▶ _WHAT IS BEING ASKED_:
Output every entry exactly, from the first line to the last.
___ RECORD EXTRACTS ___
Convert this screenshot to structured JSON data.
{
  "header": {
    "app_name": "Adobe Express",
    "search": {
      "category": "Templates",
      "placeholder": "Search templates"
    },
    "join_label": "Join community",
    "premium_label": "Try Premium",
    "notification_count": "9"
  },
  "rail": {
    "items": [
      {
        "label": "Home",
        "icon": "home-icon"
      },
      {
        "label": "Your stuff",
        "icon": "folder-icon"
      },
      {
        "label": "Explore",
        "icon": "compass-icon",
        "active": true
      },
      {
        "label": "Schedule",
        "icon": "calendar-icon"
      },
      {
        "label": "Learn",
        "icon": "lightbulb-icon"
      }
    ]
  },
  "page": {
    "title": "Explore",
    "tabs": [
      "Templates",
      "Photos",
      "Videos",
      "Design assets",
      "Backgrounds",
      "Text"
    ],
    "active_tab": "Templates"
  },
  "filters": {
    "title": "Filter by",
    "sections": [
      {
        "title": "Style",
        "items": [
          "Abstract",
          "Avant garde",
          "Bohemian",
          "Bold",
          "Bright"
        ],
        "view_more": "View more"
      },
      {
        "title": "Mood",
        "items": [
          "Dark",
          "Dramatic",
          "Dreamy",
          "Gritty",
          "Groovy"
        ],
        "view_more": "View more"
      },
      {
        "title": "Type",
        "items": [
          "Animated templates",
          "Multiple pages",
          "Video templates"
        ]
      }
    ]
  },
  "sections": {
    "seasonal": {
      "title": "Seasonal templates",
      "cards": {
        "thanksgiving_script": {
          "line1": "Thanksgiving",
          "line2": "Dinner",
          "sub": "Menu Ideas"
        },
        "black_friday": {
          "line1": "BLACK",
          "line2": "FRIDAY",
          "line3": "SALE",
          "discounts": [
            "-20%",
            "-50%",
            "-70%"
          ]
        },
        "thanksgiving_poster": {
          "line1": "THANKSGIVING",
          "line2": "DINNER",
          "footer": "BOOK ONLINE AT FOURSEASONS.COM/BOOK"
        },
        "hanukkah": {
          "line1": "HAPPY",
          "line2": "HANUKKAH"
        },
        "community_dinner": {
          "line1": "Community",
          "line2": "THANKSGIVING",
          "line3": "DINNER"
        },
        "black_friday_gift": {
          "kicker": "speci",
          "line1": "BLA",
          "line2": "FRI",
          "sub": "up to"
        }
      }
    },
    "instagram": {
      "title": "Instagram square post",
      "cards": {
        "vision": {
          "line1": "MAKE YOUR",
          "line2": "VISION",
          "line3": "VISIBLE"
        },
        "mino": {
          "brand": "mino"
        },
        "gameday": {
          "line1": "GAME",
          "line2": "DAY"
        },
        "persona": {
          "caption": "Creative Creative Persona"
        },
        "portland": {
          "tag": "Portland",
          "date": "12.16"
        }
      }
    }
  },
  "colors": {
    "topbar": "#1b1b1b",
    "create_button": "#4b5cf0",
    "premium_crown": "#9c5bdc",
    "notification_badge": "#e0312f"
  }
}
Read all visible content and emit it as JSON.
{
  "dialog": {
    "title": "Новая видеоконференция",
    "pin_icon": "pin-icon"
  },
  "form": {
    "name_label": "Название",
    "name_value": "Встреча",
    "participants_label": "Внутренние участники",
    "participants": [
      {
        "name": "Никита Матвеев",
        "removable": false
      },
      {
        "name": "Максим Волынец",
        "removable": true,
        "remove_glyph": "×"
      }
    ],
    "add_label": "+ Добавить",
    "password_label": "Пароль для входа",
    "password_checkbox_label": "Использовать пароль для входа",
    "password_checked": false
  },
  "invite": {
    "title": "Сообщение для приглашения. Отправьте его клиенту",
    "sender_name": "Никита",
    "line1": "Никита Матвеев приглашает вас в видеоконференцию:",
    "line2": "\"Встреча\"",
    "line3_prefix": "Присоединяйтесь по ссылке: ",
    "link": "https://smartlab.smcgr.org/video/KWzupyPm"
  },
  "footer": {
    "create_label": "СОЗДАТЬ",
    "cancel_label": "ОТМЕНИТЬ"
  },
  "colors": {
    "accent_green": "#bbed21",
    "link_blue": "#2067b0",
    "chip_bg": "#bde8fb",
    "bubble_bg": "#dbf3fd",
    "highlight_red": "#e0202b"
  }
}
___
▶ _ANSWER TO THIS TASK_:
Convert this screenshot to structured JSON data.
{
  "header": {
    "app_name": "Adobe Express",
    "search": {
      "category": "Templates",
      "placeholder": "Search templates"
    },
    "join_label": "Join community",
    "premium_label": "Try Premium",
    "notification_count": "9"
  },
  "rail": {
    "items": [
      {
        "label": "Home",
        "icon": "home-icon"
      },
      {
        "label": "Your stuff",
        "icon": "folder-icon"
      },
      {
        "label": "Explore",
        "icon": "compass-icon",
        "active": true
      },
      {
        "label": "Schedule",
        "icon": "calendar-icon"
      },
      {
        "label": "Learn",
        "icon": "lightbulb-icon"
      }
    ]
  },
  "page": {
    "title": "Explore",
    "tabs": [
      "Templates",
      "Photos",
      "Videos",
      "Design assets",
      "Backgrounds",
      "Text"
    ],
    "active_tab": "Templates"
  },
  "filters": {
    "title": "Filter by",
    "sections": [
      {
        "title": "Style",
        "items": [
          "Abstract",
          "Avant garde",
          "Bohemian",
          "Bold",
          "Bright"
        ],
        "view_more": "View more"
      },
      {
        "title": "Mood",
        "items": [
          "Dark",
          "Dramatic",
          "Dreamy",
          "Gritty",
          "Groovy"
        ],
        "view_more": "View more"
      },
      {
        "title": "Type",
        "items": [
          "Animated templates",
          "Multiple pages",
          "Video templates"
        ]
      }
    ]
  },
  "sections": {
    "seasonal": {
      "title": "Seasonal templates",
      "cards": {
        "thanksgiving_script": {
          "line1": "Thanksgiving",
          "line2": "Dinner",
          "sub": "Menu Ideas"
        },
        "black_friday": {
          "line1": "BLACK",
          "line2": "FRIDAY",
          "line3": "SALE",
          "discounts": [
            "-20%",
            "-50%",
            "-70%"
          ]
        },
        "thanksgiving_poster": {
          "line1": "THANKSGIVING",
          "line2": "DINNER",
          "footer": "BOOK ONLINE AT FOURSEASONS.COM/BOOK"
        },
        "hanukkah": {
          "line1": "HAPPY",
          "line2": "HANUKKAH"
        },
        "community_dinner": {
          "line1": "Community",
          "line2": "THANKSGIVING",
          "line3": "DINNER"
        },
        "black_friday_gift": {
          "kicker": "speci",
          "line1": "BLA",
          "line2": "FRI",
          "sub": "up to"
        }
      }
    },
    "instagram": {
      "title": "Instagram square post",
      "cards": {
        "vision": {
          "line1": "MAKE YOUR",
          "line2": "VISION",
          "line3": "VISIBLE"
        },
        "mino": {
          "brand": "mino"
        },
        "gameday": {
          "line1": "GAME",
          "line2": "DAY"
        },
        "persona": {
          "caption": "Creative Creative Persona"
        },
        "portland": {
          "tag": "Portland",
          "date": "12.16"
        }
      }
    }
  },
  "colors": {
    "topbar": "#1b1b1b",
    "create_button": "#4b5cf0",
    "premium_crown": "#9c5bdc",
    "notification_badge": "#e0312f"
  }
}
Read all visible content and emit it as JSON.
{
  "dialog": {
    "title": "Новая видеоконференция",
    "pin_icon": "pin-icon"
  },
  "form": {
    "name_label": "Название",
    "name_value": "Встреча",
    "participants_label": "Внутренние участники",
    "participants": [
      {
        "name": "Никита Матвеев",
        "removable": false
      },
      {
        "name": "Максим Волынец",
        "removable": true,
        "remove_glyph": "×"
      }
    ],
    "add_label": "+ Добавить",
    "password_label": "Пароль для входа",
    "password_checkbox_label": "Использовать пароль для входа",
    "password_checked": false
  },
  "invite": {
    "title": "Сообщение для приглашения. Отправьте его клиенту",
    "sender_name": "Никита",
    "line1": "Никита Матвеев приглашает вас в видеоконференцию:",
    "line2": "\"Встреча\"",
    "line3_prefix": "Присоединяйтесь по ссылке: ",
    "link": "https://smartlab.smcgr.org/video/KWzupyPm"
  },
  "footer": {
    "create_label": "СОЗДАТЬ",
    "cancel_label": "ОТМЕНИТЬ"
  },
  "colors": {
    "accent_green": "#bbed21",
    "link_blue": "#2067b0",
    "chip_bg": "#bde8fb",
    "bubble_bg": "#dbf3fd",
    "highlight_red": "#e0202b"
  }
}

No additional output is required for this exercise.